• **RECORD EXCERPTS**
---

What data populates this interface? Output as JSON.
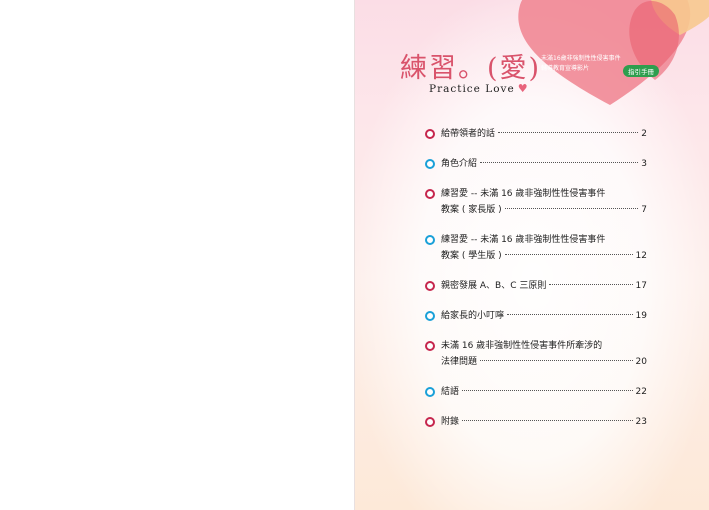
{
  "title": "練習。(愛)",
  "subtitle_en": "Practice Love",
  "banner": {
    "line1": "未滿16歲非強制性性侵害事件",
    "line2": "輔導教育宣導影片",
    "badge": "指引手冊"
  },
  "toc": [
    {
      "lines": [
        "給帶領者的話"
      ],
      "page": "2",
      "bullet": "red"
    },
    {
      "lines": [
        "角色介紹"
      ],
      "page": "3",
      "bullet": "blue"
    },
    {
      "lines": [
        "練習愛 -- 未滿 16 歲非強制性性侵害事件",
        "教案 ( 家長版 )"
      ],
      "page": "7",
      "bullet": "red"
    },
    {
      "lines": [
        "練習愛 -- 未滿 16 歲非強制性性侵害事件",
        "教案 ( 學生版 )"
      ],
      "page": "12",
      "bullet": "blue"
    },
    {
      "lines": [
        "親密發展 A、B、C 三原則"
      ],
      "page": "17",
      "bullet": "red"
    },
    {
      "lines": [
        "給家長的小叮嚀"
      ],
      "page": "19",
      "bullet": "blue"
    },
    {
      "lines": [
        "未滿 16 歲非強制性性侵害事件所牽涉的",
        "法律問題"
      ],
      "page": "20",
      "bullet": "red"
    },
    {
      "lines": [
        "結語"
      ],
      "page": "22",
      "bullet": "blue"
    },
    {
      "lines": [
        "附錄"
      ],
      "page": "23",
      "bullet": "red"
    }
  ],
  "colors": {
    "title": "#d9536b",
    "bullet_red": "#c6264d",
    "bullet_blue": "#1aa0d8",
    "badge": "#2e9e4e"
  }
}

---

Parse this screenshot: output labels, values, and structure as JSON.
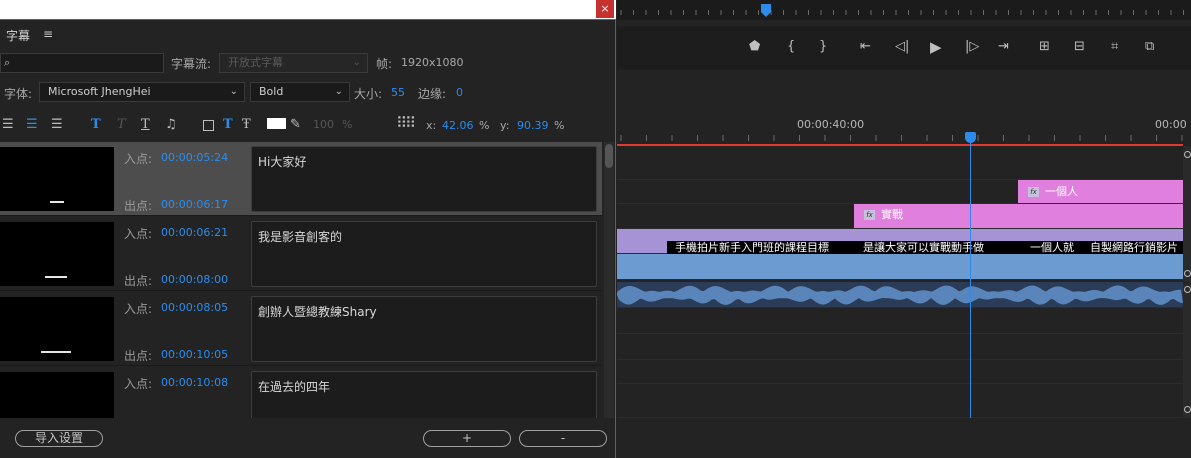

---

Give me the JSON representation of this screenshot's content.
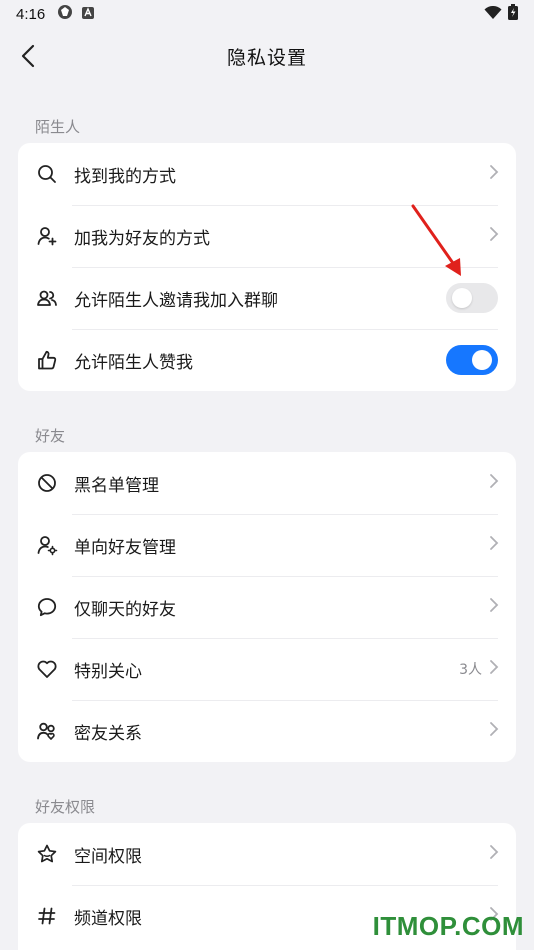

---

• **BRIEF**
Determine how many lines of the data contain the word "screenshot", and reply with that number only.

• **RIGHT ANSWER**
2